AUFGABEN:
#1 Welchen Umsatz erzielten die Baumeister im Jahr 2024 laut dem Interview zur Schweizer Bauwirtschaft?
#2 Schreiben Sie bitte aus dem Interview zur Schweizer Bauwirtschaft den Abschnitt von „Schweizerische Gewerbezeitung: In“ bis „guten Niveau entspricht.“ wörtlich ab.
#3 Fassen Sie das Interview zur Schweizer Bauwirtschaft in zwei Sätzen zusammen.

TEXTABSCHNITT:
· · · · · · ·
Publiziert am: 09.05.2025

«Jetzt ist Tempo gefragt»

GIAN-LUCA LARDI – «In zehn Jahren ist es nicht ge­lun­gen, der Bevölkerung verständlich zu machen, was Ver­dichtung tatsächlich bedeutet», sagt der Präsident des Schweizerischen Baumeisterverbands. «Es geht darum, von einer viergeschossigen Schweiz zu einer mit fünf bis sechs Geschossen heranzuwachsen.»

Schweizerische Gewerbezeitung: In welchem Zustand präsentiert sich die Schweizer Bauwirtschaft im Frühling 2025?

Gian-Luca Lardi: Mit 23,4 Milliarden Franken lag der Umsatz der Baumeister 2024 in etwa auf dem Niveau des Vorjahres. Die neuen Aufträge summierten sich bei 22,7 Milliarden Franken. Die Neuaufträge lagen damit das zweite Jahr in Folge unter der Bautätigkeit.

Das erste Quartal 2025 dürfte verhalten gestartet sein, aber danach nehmen die meisten Sparten gemäss unserer Bauindex-Prognose an Fahrt auf. Insgesamt sollte sich der Umsatz 2025 um 0,2 Prozent auf 23,5 Milliarden Franken erhöhen, was einer Konsolidierung der Branche auf einem insgesamt guten Niveau entspricht.

Der Wohnungsbau sollte endlich ab der zweiten Jahreshälfte wachsen. Darauf deuten die Baugesuche hin. Bis die Zinssenkungen aber ihre volle Wirkung auf dem Baumarkt entfalten, werden noch ein bis zwei Jahre vergehen.
· · · · · · ·
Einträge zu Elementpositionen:
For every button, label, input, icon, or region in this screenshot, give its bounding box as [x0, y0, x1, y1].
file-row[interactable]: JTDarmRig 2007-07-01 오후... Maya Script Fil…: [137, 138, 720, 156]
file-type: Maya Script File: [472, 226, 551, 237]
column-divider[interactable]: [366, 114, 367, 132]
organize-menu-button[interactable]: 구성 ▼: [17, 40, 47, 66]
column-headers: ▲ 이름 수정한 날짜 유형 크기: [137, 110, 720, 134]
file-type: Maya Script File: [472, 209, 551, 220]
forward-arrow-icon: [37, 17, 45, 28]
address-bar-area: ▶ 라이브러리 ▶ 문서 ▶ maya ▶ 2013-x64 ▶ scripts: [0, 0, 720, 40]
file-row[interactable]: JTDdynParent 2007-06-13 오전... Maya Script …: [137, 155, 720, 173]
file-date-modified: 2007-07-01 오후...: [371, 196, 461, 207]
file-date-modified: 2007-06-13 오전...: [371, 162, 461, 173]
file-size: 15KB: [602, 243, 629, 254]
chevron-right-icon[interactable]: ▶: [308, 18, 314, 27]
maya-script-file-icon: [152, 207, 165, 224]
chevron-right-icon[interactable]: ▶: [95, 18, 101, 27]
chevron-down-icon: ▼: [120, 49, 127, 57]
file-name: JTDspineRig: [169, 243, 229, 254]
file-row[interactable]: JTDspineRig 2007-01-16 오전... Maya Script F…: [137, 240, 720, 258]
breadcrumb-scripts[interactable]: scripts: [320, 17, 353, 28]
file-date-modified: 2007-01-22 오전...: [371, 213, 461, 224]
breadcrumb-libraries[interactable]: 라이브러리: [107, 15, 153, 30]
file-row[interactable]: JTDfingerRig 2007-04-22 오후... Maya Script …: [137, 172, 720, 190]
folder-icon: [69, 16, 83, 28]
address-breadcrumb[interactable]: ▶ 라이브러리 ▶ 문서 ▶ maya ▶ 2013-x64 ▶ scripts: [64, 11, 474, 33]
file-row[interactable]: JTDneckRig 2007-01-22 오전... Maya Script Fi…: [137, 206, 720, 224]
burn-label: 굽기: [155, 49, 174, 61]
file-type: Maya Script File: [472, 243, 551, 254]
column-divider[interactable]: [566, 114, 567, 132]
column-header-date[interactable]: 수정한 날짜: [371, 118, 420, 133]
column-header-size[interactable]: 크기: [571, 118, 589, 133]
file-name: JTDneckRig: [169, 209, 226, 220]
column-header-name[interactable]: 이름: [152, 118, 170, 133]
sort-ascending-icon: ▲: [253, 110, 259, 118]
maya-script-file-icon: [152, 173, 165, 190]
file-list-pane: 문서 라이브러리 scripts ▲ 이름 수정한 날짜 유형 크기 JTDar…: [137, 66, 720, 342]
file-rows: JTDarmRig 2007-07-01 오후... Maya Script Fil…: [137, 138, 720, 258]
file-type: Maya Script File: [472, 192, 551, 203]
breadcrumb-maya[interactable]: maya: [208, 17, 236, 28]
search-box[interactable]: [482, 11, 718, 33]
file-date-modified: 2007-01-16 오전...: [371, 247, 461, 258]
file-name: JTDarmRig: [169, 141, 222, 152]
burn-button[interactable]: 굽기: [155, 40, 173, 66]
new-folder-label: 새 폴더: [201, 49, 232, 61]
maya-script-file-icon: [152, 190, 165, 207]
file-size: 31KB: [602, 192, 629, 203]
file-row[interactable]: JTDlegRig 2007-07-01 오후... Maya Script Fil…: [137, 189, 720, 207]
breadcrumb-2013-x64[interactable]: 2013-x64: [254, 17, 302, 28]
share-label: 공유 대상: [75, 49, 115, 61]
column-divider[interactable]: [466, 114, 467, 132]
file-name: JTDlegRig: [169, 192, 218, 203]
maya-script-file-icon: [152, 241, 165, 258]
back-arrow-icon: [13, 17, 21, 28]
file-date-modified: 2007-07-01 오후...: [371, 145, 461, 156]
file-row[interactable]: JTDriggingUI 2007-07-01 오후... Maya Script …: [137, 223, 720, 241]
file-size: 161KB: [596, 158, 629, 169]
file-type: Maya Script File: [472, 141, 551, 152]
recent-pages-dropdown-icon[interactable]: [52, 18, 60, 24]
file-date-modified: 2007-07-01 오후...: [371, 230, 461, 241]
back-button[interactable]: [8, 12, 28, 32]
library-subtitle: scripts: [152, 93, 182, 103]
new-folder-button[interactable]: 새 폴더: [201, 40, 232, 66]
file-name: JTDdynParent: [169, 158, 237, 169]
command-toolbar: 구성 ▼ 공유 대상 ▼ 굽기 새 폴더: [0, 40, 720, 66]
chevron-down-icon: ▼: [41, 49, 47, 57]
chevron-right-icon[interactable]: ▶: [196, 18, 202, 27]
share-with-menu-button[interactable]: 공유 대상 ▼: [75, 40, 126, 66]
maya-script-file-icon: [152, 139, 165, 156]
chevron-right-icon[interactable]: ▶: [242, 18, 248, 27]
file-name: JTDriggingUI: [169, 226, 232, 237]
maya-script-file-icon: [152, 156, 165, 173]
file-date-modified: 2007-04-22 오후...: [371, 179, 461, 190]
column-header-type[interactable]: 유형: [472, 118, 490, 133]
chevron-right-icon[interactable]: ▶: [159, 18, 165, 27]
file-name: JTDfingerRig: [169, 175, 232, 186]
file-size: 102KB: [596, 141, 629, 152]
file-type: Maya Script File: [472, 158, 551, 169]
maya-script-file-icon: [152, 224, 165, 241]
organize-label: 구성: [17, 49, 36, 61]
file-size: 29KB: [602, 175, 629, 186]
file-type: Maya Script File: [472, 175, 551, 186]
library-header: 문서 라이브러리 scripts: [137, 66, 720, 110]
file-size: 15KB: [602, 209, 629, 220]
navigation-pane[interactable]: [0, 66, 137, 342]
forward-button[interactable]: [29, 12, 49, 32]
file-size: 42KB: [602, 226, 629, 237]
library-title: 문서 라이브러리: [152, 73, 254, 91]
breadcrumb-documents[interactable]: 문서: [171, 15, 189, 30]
· · · · · · ·
DIE ANTWORTEN:
#1 23,4 Milliarden Franken.

#2
Schweizerische Gewerbezeitung: In welchem Zustand präsentiert sich die Schweizer Bauwirtschaft im Frühling 2025?

Gian-Luca Lardi: Mit 23,4 Milliarden Franken lag der Umsatz der Baumeister 2024 in etwa auf dem Niveau des Vorjahres. Die neuen Aufträge summierten sich bei 22,7 Milliarden Franken. Die Neuaufträge lagen damit das zweite Jahr in Folge unter der Bautätigkeit.

Das erste Quartal 2025 dürfte verhalten gestartet sein, aber danach nehmen die meisten Sparten gemäss unserer Bauindex-Prognose an Fahrt auf. Insgesamt sollte sich der Umsatz 2025 um 0,2 Prozent auf 23,5 Milliarden Franken erhöhen, was einer Konsolidierung der Branche auf einem insgesamt guten Niveau entspricht.

#3 Laut Gian-Luca Lardi, dem Präsidenten des Schweizerischen Baumeisterverbands, lag der Umsatz der Baumeister 2024 mit 23,4 Milliarden Franken etwa auf Vorjahresniveau, während die Neuaufträge mit 22,7 Milliarden Franken das zweite Jahr in Folge unter der Bautätigkeit blieben. Für 2025 wird ein Umsatzplus von 0,2 Prozent auf 23,5 Milliarden Franken erwartet, und der Wohnungsbau sollte ab der zweiten Jahreshälfte wachsen.